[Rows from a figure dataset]
● ● ● ●
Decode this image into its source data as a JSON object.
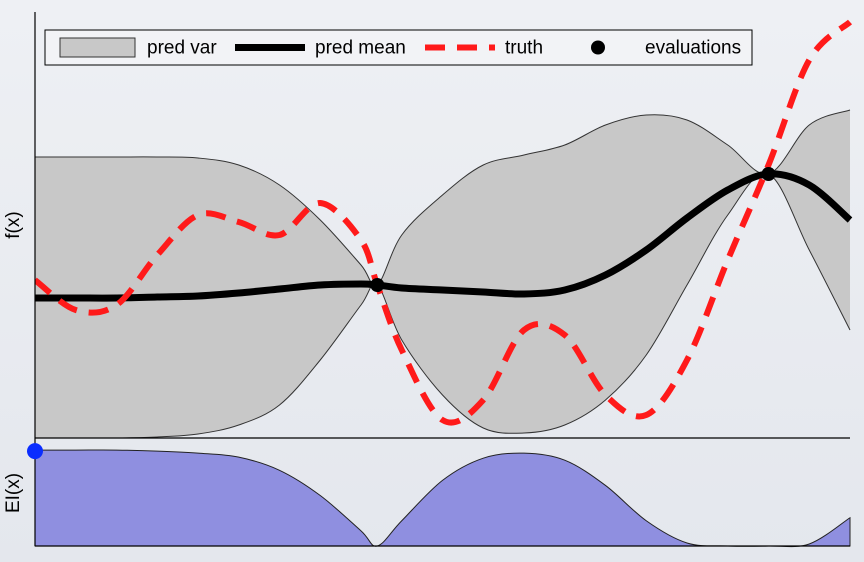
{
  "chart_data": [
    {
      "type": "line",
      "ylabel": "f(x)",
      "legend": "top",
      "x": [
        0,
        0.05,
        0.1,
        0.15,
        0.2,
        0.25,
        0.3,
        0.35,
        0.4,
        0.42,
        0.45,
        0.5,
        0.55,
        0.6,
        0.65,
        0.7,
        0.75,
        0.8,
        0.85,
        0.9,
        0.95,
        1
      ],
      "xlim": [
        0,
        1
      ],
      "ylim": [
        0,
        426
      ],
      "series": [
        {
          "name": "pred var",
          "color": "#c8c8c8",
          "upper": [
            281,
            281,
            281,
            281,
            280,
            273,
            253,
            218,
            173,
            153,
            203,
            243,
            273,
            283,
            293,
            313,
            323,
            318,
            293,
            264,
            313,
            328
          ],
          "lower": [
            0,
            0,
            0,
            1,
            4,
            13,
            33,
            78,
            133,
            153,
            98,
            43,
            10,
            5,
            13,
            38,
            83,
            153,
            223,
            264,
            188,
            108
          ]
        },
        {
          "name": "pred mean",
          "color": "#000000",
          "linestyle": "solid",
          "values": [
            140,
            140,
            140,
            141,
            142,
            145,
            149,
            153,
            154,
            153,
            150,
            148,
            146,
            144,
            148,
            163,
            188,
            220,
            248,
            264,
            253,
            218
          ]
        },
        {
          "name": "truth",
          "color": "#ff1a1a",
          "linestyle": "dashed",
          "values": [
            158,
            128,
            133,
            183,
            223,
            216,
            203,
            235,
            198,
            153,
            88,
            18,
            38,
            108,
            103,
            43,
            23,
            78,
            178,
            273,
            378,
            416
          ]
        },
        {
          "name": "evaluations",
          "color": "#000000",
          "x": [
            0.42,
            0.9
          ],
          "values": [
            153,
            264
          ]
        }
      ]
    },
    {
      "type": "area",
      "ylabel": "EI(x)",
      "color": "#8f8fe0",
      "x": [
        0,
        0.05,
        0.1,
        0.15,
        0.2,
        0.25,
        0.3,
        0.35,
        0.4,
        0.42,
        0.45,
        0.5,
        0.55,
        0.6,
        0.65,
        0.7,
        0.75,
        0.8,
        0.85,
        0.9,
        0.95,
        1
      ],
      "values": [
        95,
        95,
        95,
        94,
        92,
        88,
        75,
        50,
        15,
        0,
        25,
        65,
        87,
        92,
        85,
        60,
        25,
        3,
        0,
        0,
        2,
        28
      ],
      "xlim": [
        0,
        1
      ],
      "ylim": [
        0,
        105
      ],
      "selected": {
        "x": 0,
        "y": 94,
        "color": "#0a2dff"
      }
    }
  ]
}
● ● ● ●
▶ Written exercise: Each line of the material must be retyped exactly, except that images are omitted.

▶ Solved exercise:
Decode this image into its source data as a JSON object.
{
  "chart_data": [
    {
      "type": "line",
      "ylabel": "f(x)",
      "legend": "top",
      "x": [
        0,
        0.05,
        0.1,
        0.15,
        0.2,
        0.25,
        0.3,
        0.35,
        0.4,
        0.42,
        0.45,
        0.5,
        0.55,
        0.6,
        0.65,
        0.7,
        0.75,
        0.8,
        0.85,
        0.9,
        0.95,
        1
      ],
      "xlim": [
        0,
        1
      ],
      "ylim": [
        0,
        426
      ],
      "series": [
        {
          "name": "pred var",
          "color": "#c8c8c8",
          "upper": [
            281,
            281,
            281,
            281,
            280,
            273,
            253,
            218,
            173,
            153,
            203,
            243,
            273,
            283,
            293,
            313,
            323,
            318,
            293,
            264,
            313,
            328
          ],
          "lower": [
            0,
            0,
            0,
            1,
            4,
            13,
            33,
            78,
            133,
            153,
            98,
            43,
            10,
            5,
            13,
            38,
            83,
            153,
            223,
            264,
            188,
            108
          ]
        },
        {
          "name": "pred mean",
          "color": "#000000",
          "linestyle": "solid",
          "values": [
            140,
            140,
            140,
            141,
            142,
            145,
            149,
            153,
            154,
            153,
            150,
            148,
            146,
            144,
            148,
            163,
            188,
            220,
            248,
            264,
            253,
            218
          ]
        },
        {
          "name": "truth",
          "color": "#ff1a1a",
          "linestyle": "dashed",
          "values": [
            158,
            128,
            133,
            183,
            223,
            216,
            203,
            235,
            198,
            153,
            88,
            18,
            38,
            108,
            103,
            43,
            23,
            78,
            178,
            273,
            378,
            416
          ]
        },
        {
          "name": "evaluations",
          "color": "#000000",
          "x": [
            0.42,
            0.9
          ],
          "values": [
            153,
            264
          ]
        }
      ]
    },
    {
      "type": "area",
      "ylabel": "EI(x)",
      "color": "#8f8fe0",
      "x": [
        0,
        0.05,
        0.1,
        0.15,
        0.2,
        0.25,
        0.3,
        0.35,
        0.4,
        0.42,
        0.45,
        0.5,
        0.55,
        0.6,
        0.65,
        0.7,
        0.75,
        0.8,
        0.85,
        0.9,
        0.95,
        1
      ],
      "values": [
        95,
        95,
        95,
        94,
        92,
        88,
        75,
        50,
        15,
        0,
        25,
        65,
        87,
        92,
        85,
        60,
        25,
        3,
        0,
        0,
        2,
        28
      ],
      "xlim": [
        0,
        1
      ],
      "ylim": [
        0,
        105
      ],
      "selected": {
        "x": 0,
        "y": 94,
        "color": "#0a2dff"
      }
    }
  ]
}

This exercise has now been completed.